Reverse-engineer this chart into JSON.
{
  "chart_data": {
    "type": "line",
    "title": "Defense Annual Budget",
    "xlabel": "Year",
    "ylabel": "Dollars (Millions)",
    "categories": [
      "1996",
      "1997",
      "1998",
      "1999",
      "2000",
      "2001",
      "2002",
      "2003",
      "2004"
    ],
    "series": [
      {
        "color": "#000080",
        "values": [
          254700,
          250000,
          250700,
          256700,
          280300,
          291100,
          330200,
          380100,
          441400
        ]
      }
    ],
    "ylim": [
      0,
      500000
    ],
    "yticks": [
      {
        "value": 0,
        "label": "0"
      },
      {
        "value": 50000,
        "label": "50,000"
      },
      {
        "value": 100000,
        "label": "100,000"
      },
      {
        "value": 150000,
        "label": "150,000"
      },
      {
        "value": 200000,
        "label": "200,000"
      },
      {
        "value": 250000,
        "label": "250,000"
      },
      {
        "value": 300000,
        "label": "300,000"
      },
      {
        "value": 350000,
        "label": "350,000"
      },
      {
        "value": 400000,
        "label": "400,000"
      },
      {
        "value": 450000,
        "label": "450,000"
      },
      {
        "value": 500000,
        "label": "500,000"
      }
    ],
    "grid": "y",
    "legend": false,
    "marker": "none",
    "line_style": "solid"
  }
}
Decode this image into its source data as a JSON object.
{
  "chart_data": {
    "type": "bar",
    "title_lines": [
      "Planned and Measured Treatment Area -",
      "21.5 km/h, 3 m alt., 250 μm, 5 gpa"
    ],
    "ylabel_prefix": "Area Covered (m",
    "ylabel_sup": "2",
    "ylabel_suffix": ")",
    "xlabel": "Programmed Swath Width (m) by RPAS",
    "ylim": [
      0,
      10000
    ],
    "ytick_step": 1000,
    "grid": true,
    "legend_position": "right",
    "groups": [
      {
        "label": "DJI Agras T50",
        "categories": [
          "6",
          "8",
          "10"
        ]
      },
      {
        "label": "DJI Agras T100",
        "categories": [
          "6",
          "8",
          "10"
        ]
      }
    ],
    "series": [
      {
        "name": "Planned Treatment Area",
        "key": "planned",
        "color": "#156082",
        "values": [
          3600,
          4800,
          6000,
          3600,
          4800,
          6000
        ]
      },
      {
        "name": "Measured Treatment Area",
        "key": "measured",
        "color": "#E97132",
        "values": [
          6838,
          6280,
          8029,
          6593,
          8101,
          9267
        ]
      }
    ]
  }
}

· · · ·

Find every line above that contains the word "this", and return each one.

Reverse-engineer this chart into JSON.
Decode this image into its source data as a JSON object.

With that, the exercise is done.